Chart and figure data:
━━━
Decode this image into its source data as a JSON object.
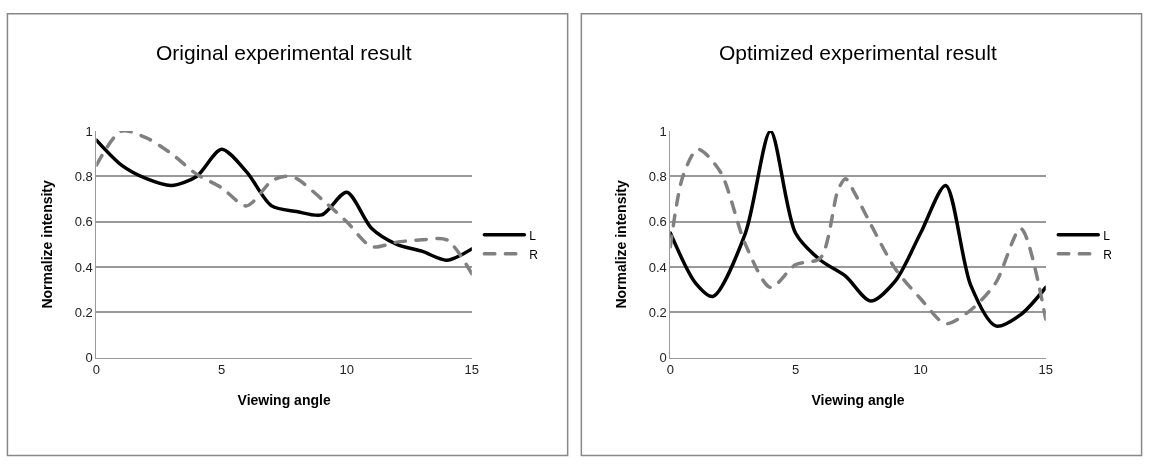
{
  "chart_data": [
    {
      "type": "line",
      "title": "Original experimental result",
      "xlabel": "Viewing angle",
      "ylabel": "Normalize intensity",
      "xlim": [
        0,
        15
      ],
      "xticks": [
        0,
        5,
        10,
        15
      ],
      "ylim": [
        0,
        1
      ],
      "yticks": [
        0,
        0.2,
        0.4,
        0.6,
        0.8,
        1
      ],
      "grid": "y",
      "legend": "right",
      "marker": "none",
      "series": [
        {
          "name": "L",
          "color": "#000000",
          "line_style": "solid",
          "x": [
            0,
            1,
            2,
            3,
            4,
            5,
            6,
            7,
            8,
            9,
            10,
            11,
            12,
            13,
            14,
            15
          ],
          "values": [
            0.96,
            0.85,
            0.79,
            0.76,
            0.8,
            0.92,
            0.82,
            0.67,
            0.645,
            0.63,
            0.73,
            0.57,
            0.5,
            0.47,
            0.43,
            0.48
          ]
        },
        {
          "name": "R",
          "color": "#808080",
          "line_style": "dashed",
          "x": [
            0,
            1,
            2,
            3,
            4,
            5,
            6,
            7,
            7.5,
            8,
            9,
            10,
            11,
            12,
            13,
            14,
            15
          ],
          "values": [
            0.85,
            1.0,
            0.97,
            0.9,
            0.81,
            0.75,
            0.67,
            0.78,
            0.8,
            0.79,
            0.7,
            0.6,
            0.49,
            0.51,
            0.52,
            0.52,
            0.37
          ]
        }
      ]
    },
    {
      "type": "line",
      "title": "Optimized experimental result",
      "xlabel": "Viewing angle",
      "ylabel": "Normalize intensity",
      "xlim": [
        0,
        15
      ],
      "xticks": [
        0,
        5,
        10,
        15
      ],
      "ylim": [
        0,
        1
      ],
      "yticks": [
        0,
        0.2,
        0.4,
        0.6,
        0.8,
        1
      ],
      "grid": "y",
      "legend": "right",
      "marker": "none",
      "series": [
        {
          "name": "L",
          "color": "#000000",
          "line_style": "solid",
          "x": [
            0,
            1,
            1.7,
            3,
            4,
            5,
            6,
            7,
            8,
            9,
            10,
            11,
            12,
            13,
            14,
            15
          ],
          "values": [
            0.55,
            0.33,
            0.27,
            0.55,
            1.0,
            0.55,
            0.43,
            0.36,
            0.25,
            0.34,
            0.55,
            0.76,
            0.32,
            0.14,
            0.19,
            0.31
          ]
        },
        {
          "name": "R",
          "color": "#808080",
          "line_style": "dashed",
          "x": [
            0,
            0.5,
            1.1,
            2,
            3,
            4,
            5,
            6,
            6.7,
            7,
            7.3,
            8,
            9,
            10,
            11,
            12,
            13,
            14,
            15
          ],
          "values": [
            0.49,
            0.8,
            0.92,
            0.82,
            0.5,
            0.31,
            0.41,
            0.44,
            0.74,
            0.79,
            0.74,
            0.59,
            0.39,
            0.26,
            0.15,
            0.21,
            0.33,
            0.57,
            0.17
          ]
        }
      ]
    }
  ]
}
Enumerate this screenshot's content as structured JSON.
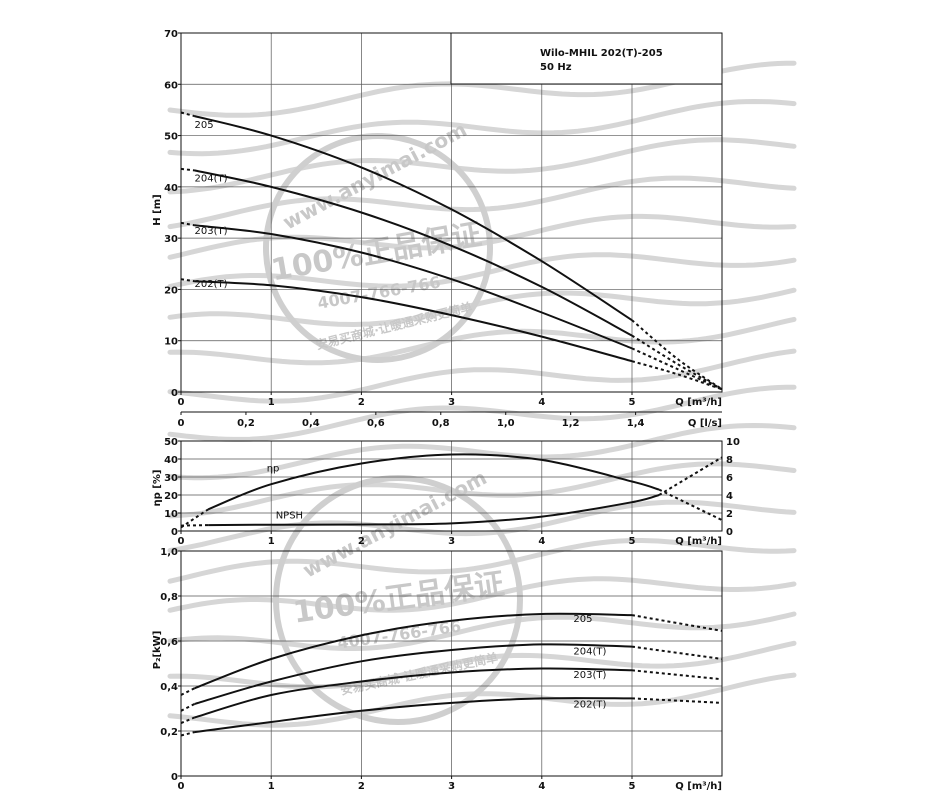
{
  "watermark": {
    "site": "www.anyimai.com",
    "slogan": "100%正品保证",
    "phone": "4007-766-766",
    "tagline": "安易买商城·让暖通采购更简单"
  },
  "chart_data": [
    {
      "type": "line",
      "id": "head",
      "title": "Wilo-MHIL 202(T)-205",
      "subtitle": "50 Hz",
      "ylabel": "H [m]",
      "xlabel": "Q [m³/h]",
      "xlabel2": "Q [l/s]",
      "xlim": [
        0,
        6
      ],
      "ylim": [
        0,
        70
      ],
      "xticks": [
        "0",
        "1",
        "2",
        "3",
        "4",
        "5"
      ],
      "yticks": [
        "0",
        "10",
        "20",
        "30",
        "40",
        "50",
        "60",
        "70"
      ],
      "x2ticks": [
        "0",
        "0,2",
        "0,4",
        "0,6",
        "0,8",
        "1,0",
        "1,2",
        "1,4"
      ],
      "x2ticks_values": [
        0,
        0.2,
        0.4,
        0.6,
        0.8,
        1.0,
        1.2,
        1.4
      ],
      "grid": true,
      "series": [
        {
          "name": "205",
          "solid": [
            [
              0.15,
              53.8
            ],
            [
              1,
              50.0
            ],
            [
              2,
              43.8
            ],
            [
              3,
              35.6
            ],
            [
              4,
              25.5
            ],
            [
              5,
              14.0
            ]
          ],
          "dashed": [
            [
              0,
              54.5
            ],
            [
              0.15,
              53.8
            ]
          ],
          "dashed_end": [
            [
              5,
              14.0
            ],
            [
              5.5,
              6.5
            ],
            [
              6,
              0.5
            ]
          ],
          "label_at": [
            0.15,
            51.5
          ]
        },
        {
          "name": "204(T)",
          "solid": [
            [
              0.15,
              43.2
            ],
            [
              1,
              40.0
            ],
            [
              2,
              35.0
            ],
            [
              3,
              28.5
            ],
            [
              4,
              20.5
            ],
            [
              5,
              11.0
            ]
          ],
          "dashed": [
            [
              0,
              43.5
            ],
            [
              0.15,
              43.2
            ]
          ],
          "dashed_end": [
            [
              5,
              11.0
            ],
            [
              5.5,
              5.5
            ],
            [
              6,
              0.5
            ]
          ],
          "label_at": [
            0.15,
            41.0
          ]
        },
        {
          "name": "203(T)",
          "solid": [
            [
              0.15,
              32.5
            ],
            [
              1,
              30.8
            ],
            [
              2,
              27.2
            ],
            [
              3,
              22.0
            ],
            [
              4,
              15.5
            ],
            [
              5,
              8.5
            ]
          ],
          "dashed": [
            [
              0,
              33.0
            ],
            [
              0.15,
              32.5
            ]
          ],
          "dashed_end": [
            [
              5,
              8.5
            ],
            [
              5.5,
              4.5
            ],
            [
              6,
              0.5
            ]
          ],
          "label_at": [
            0.15,
            30.8
          ]
        },
        {
          "name": "202(T)",
          "solid": [
            [
              0.15,
              21.6
            ],
            [
              1,
              20.8
            ],
            [
              2,
              18.5
            ],
            [
              3,
              15.0
            ],
            [
              4,
              10.8
            ],
            [
              5,
              6.0
            ]
          ],
          "dashed": [
            [
              0,
              22.0
            ],
            [
              0.15,
              21.6
            ]
          ],
          "dashed_end": [
            [
              5,
              6.0
            ],
            [
              5.5,
              3.5
            ],
            [
              6,
              0.5
            ]
          ],
          "label_at": [
            0.15,
            20.5
          ]
        }
      ]
    },
    {
      "type": "line",
      "id": "efficiency",
      "ylabel": "ηp [%]",
      "xlabel": "Q [m³/h]",
      "xlim": [
        0,
        6
      ],
      "ylim": [
        0,
        50
      ],
      "y2lim": [
        0,
        10
      ],
      "xticks": [
        "0",
        "1",
        "2",
        "3",
        "4",
        "5"
      ],
      "yticks": [
        "0",
        "10",
        "20",
        "30",
        "40",
        "50"
      ],
      "y2ticks": [
        "0",
        "2",
        "4",
        "6",
        "8",
        "10"
      ],
      "grid": true,
      "series": [
        {
          "name": "ηp",
          "axis": "left",
          "solid": [
            [
              0.3,
              12
            ],
            [
              1,
              26
            ],
            [
              2,
              37.5
            ],
            [
              3,
              42.5
            ],
            [
              4,
              39.5
            ],
            [
              5,
              27.5
            ],
            [
              5.3,
              23
            ]
          ],
          "dashed": [
            [
              0,
              2
            ],
            [
              0.3,
              12
            ]
          ],
          "dashed_end": [
            [
              5.3,
              23
            ],
            [
              6,
              6
            ]
          ],
          "label_at": [
            0.95,
            33
          ]
        },
        {
          "name": "NPSH",
          "axis": "right",
          "solid": [
            [
              0.3,
              0.65
            ],
            [
              1,
              0.7
            ],
            [
              2,
              0.72
            ],
            [
              3,
              0.85
            ],
            [
              4,
              1.6
            ],
            [
              5,
              3.2
            ],
            [
              5.3,
              4.0
            ]
          ],
          "dashed": [
            [
              0,
              0.6
            ],
            [
              0.3,
              0.65
            ]
          ],
          "dashed_end": [
            [
              5.3,
              4.0
            ],
            [
              6,
              8.2
            ]
          ],
          "label_at": [
            1.05,
            1.4
          ]
        }
      ]
    },
    {
      "type": "line",
      "id": "power",
      "ylabel": "P₂[kW]",
      "xlabel": "Q [m³/h]",
      "xlim": [
        0,
        6
      ],
      "ylim": [
        0,
        1.0
      ],
      "xticks": [
        "0",
        "1",
        "2",
        "3",
        "4",
        "5"
      ],
      "yticks": [
        "0",
        "0,2",
        "0,4",
        "0,6",
        "0,8",
        "1,0"
      ],
      "grid": true,
      "series": [
        {
          "name": "205",
          "solid": [
            [
              0.15,
              0.39
            ],
            [
              1,
              0.52
            ],
            [
              2,
              0.625
            ],
            [
              3,
              0.69
            ],
            [
              4,
              0.72
            ],
            [
              5,
              0.715
            ]
          ],
          "dashed": [
            [
              0,
              0.36
            ],
            [
              0.15,
              0.39
            ]
          ],
          "dashed_end": [
            [
              5,
              0.715
            ],
            [
              6,
              0.645
            ]
          ],
          "label_at": [
            4.35,
            0.685
          ]
        },
        {
          "name": "204(T)",
          "solid": [
            [
              0.15,
              0.32
            ],
            [
              1,
              0.42
            ],
            [
              2,
              0.51
            ],
            [
              3,
              0.56
            ],
            [
              4,
              0.585
            ],
            [
              5,
              0.575
            ]
          ],
          "dashed": [
            [
              0,
              0.29
            ],
            [
              0.15,
              0.32
            ]
          ],
          "dashed_end": [
            [
              5,
              0.575
            ],
            [
              6,
              0.52
            ]
          ],
          "label_at": [
            4.35,
            0.54
          ]
        },
        {
          "name": "203(T)",
          "solid": [
            [
              0.15,
              0.26
            ],
            [
              1,
              0.36
            ],
            [
              2,
              0.42
            ],
            [
              3,
              0.46
            ],
            [
              4,
              0.478
            ],
            [
              5,
              0.47
            ]
          ],
          "dashed": [
            [
              0,
              0.235
            ],
            [
              0.15,
              0.26
            ]
          ],
          "dashed_end": [
            [
              5,
              0.47
            ],
            [
              6,
              0.43
            ]
          ],
          "label_at": [
            4.35,
            0.435
          ]
        },
        {
          "name": "202(T)",
          "solid": [
            [
              0.15,
              0.195
            ],
            [
              1,
              0.24
            ],
            [
              2,
              0.29
            ],
            [
              3,
              0.325
            ],
            [
              4,
              0.345
            ],
            [
              5,
              0.345
            ]
          ],
          "dashed": [
            [
              0,
              0.18
            ],
            [
              0.15,
              0.195
            ]
          ],
          "dashed_end": [
            [
              5,
              0.345
            ],
            [
              6,
              0.325
            ]
          ],
          "label_at": [
            4.35,
            0.305
          ]
        }
      ]
    }
  ]
}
━━━
(Request) Extract every line containing the string "result" from the material.

(Complete output)
      "title": "Original experimental result",
      "title": "Optimized experimental result",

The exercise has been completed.